# [Brief]
Set down the material once more, exactly as it appears.

# [Given records]
◇ ◇ ◇ ◇ ◇
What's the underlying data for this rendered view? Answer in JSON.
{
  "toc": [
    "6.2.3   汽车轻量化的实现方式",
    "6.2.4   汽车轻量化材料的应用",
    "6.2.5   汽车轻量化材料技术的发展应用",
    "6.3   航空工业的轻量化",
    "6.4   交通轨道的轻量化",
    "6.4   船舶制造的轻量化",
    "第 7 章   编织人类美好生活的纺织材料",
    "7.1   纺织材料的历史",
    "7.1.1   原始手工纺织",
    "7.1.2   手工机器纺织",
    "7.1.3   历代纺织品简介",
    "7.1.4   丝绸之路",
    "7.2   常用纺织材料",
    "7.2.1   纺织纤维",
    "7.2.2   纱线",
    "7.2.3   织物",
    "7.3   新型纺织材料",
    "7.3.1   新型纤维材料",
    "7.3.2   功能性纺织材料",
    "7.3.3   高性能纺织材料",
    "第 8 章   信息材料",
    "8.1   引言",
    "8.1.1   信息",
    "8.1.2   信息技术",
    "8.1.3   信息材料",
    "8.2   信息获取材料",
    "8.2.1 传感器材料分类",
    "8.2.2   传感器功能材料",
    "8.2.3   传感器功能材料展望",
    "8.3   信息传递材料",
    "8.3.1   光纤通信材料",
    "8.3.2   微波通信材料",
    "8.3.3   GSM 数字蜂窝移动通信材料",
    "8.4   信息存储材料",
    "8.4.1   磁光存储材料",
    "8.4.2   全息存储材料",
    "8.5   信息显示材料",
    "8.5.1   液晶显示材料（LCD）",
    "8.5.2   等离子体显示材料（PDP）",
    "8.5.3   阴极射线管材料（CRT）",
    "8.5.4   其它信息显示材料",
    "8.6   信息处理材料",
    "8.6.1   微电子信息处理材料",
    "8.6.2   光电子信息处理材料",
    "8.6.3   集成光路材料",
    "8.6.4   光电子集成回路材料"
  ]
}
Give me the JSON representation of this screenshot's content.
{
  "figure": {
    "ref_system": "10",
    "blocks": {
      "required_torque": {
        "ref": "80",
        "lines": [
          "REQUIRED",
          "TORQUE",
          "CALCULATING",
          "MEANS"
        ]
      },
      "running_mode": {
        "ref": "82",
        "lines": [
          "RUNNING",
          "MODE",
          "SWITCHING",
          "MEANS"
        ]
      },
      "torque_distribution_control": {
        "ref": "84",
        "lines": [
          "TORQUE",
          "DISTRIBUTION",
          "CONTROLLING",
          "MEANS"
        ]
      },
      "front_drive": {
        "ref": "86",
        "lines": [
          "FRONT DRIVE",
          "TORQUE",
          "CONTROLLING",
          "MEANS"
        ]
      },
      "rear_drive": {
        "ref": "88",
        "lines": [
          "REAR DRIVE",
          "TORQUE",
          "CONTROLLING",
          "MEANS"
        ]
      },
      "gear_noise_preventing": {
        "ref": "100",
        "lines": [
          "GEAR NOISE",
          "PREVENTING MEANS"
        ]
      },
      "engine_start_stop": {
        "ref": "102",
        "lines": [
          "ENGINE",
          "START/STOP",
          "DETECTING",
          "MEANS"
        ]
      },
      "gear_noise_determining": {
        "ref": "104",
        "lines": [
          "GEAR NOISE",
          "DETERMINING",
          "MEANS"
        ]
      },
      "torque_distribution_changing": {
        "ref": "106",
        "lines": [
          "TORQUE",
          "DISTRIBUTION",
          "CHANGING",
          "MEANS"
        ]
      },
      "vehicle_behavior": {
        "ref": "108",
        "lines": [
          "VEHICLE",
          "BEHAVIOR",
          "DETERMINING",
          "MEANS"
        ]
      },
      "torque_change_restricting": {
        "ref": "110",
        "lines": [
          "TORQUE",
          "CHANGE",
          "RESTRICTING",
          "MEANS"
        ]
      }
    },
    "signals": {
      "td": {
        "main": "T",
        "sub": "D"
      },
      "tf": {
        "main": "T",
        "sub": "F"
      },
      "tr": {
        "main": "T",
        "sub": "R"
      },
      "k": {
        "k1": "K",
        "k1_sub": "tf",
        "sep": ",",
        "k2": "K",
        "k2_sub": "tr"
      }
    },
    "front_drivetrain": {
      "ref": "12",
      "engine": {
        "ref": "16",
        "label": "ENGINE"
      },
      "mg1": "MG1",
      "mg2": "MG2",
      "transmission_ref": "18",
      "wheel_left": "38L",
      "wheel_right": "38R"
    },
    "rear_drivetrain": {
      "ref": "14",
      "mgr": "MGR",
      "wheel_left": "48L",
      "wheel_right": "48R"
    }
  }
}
◇ ◇ ◇ ◇ ◇
# [Result]
What's the underlying data for this rendered view? Answer in JSON.
{
  "toc": [
    "6.2.3   汽车轻量化的实现方式",
    "6.2.4   汽车轻量化材料的应用",
    "6.2.5   汽车轻量化材料技术的发展应用",
    "6.3   航空工业的轻量化",
    "6.4   交通轨道的轻量化",
    "6.4   船舶制造的轻量化",
    "第 7 章   编织人类美好生活的纺织材料",
    "7.1   纺织材料的历史",
    "7.1.1   原始手工纺织",
    "7.1.2   手工机器纺织",
    "7.1.3   历代纺织品简介",
    "7.1.4   丝绸之路",
    "7.2   常用纺织材料",
    "7.2.1   纺织纤维",
    "7.2.2   纱线",
    "7.2.3   织物",
    "7.3   新型纺织材料",
    "7.3.1   新型纤维材料",
    "7.3.2   功能性纺织材料",
    "7.3.3   高性能纺织材料",
    "第 8 章   信息材料",
    "8.1   引言",
    "8.1.1   信息",
    "8.1.2   信息技术",
    "8.1.3   信息材料",
    "8.2   信息获取材料",
    "8.2.1 传感器材料分类",
    "8.2.2   传感器功能材料",
    "8.2.3   传感器功能材料展望",
    "8.3   信息传递材料",
    "8.3.1   光纤通信材料",
    "8.3.2   微波通信材料",
    "8.3.3   GSM 数字蜂窝移动通信材料",
    "8.4   信息存储材料",
    "8.4.1   磁光存储材料",
    "8.4.2   全息存储材料",
    "8.5   信息显示材料",
    "8.5.1   液晶显示材料（LCD）",
    "8.5.2   等离子体显示材料（PDP）",
    "8.5.3   阴极射线管材料（CRT）",
    "8.5.4   其它信息显示材料",
    "8.6   信息处理材料",
    "8.6.1   微电子信息处理材料",
    "8.6.2   光电子信息处理材料",
    "8.6.3   集成光路材料",
    "8.6.4   光电子集成回路材料"
  ]
}
Give me the JSON representation of this screenshot's content.
{
  "figure": {
    "ref_system": "10",
    "blocks": {
      "required_torque": {
        "ref": "80",
        "lines": [
          "REQUIRED",
          "TORQUE",
          "CALCULATING",
          "MEANS"
        ]
      },
      "running_mode": {
        "ref": "82",
        "lines": [
          "RUNNING",
          "MODE",
          "SWITCHING",
          "MEANS"
        ]
      },
      "torque_distribution_control": {
        "ref": "84",
        "lines": [
          "TORQUE",
          "DISTRIBUTION",
          "CONTROLLING",
          "MEANS"
        ]
      },
      "front_drive": {
        "ref": "86",
        "lines": [
          "FRONT DRIVE",
          "TORQUE",
          "CONTROLLING",
          "MEANS"
        ]
      },
      "rear_drive": {
        "ref": "88",
        "lines": [
          "REAR DRIVE",
          "TORQUE",
          "CONTROLLING",
          "MEANS"
        ]
      },
      "gear_noise_preventing": {
        "ref": "100",
        "lines": [
          "GEAR NOISE",
          "PREVENTING MEANS"
        ]
      },
      "engine_start_stop": {
        "ref": "102",
        "lines": [
          "ENGINE",
          "START/STOP",
          "DETECTING",
          "MEANS"
        ]
      },
      "gear_noise_determining": {
        "ref": "104",
        "lines": [
          "GEAR NOISE",
          "DETERMINING",
          "MEANS"
        ]
      },
      "torque_distribution_changing": {
        "ref": "106",
        "lines": [
          "TORQUE",
          "DISTRIBUTION",
          "CHANGING",
          "MEANS"
        ]
      },
      "vehicle_behavior": {
        "ref": "108",
        "lines": [
          "VEHICLE",
          "BEHAVIOR",
          "DETERMINING",
          "MEANS"
        ]
      },
      "torque_change_restricting": {
        "ref": "110",
        "lines": [
          "TORQUE",
          "CHANGE",
          "RESTRICTING",
          "MEANS"
        ]
      }
    },
    "signals": {
      "td": {
        "main": "T",
        "sub": "D"
      },
      "tf": {
        "main": "T",
        "sub": "F"
      },
      "tr": {
        "main": "T",
        "sub": "R"
      },
      "k": {
        "k1": "K",
        "k1_sub": "tf",
        "sep": ",",
        "k2": "K",
        "k2_sub": "tr"
      }
    },
    "front_drivetrain": {
      "ref": "12",
      "engine": {
        "ref": "16",
        "label": "ENGINE"
      },
      "mg1": "MG1",
      "mg2": "MG2",
      "transmission_ref": "18",
      "wheel_left": "38L",
      "wheel_right": "38R"
    },
    "rear_drivetrain": {
      "ref": "14",
      "mgr": "MGR",
      "wheel_left": "48L",
      "wheel_right": "48R"
    }
  }
}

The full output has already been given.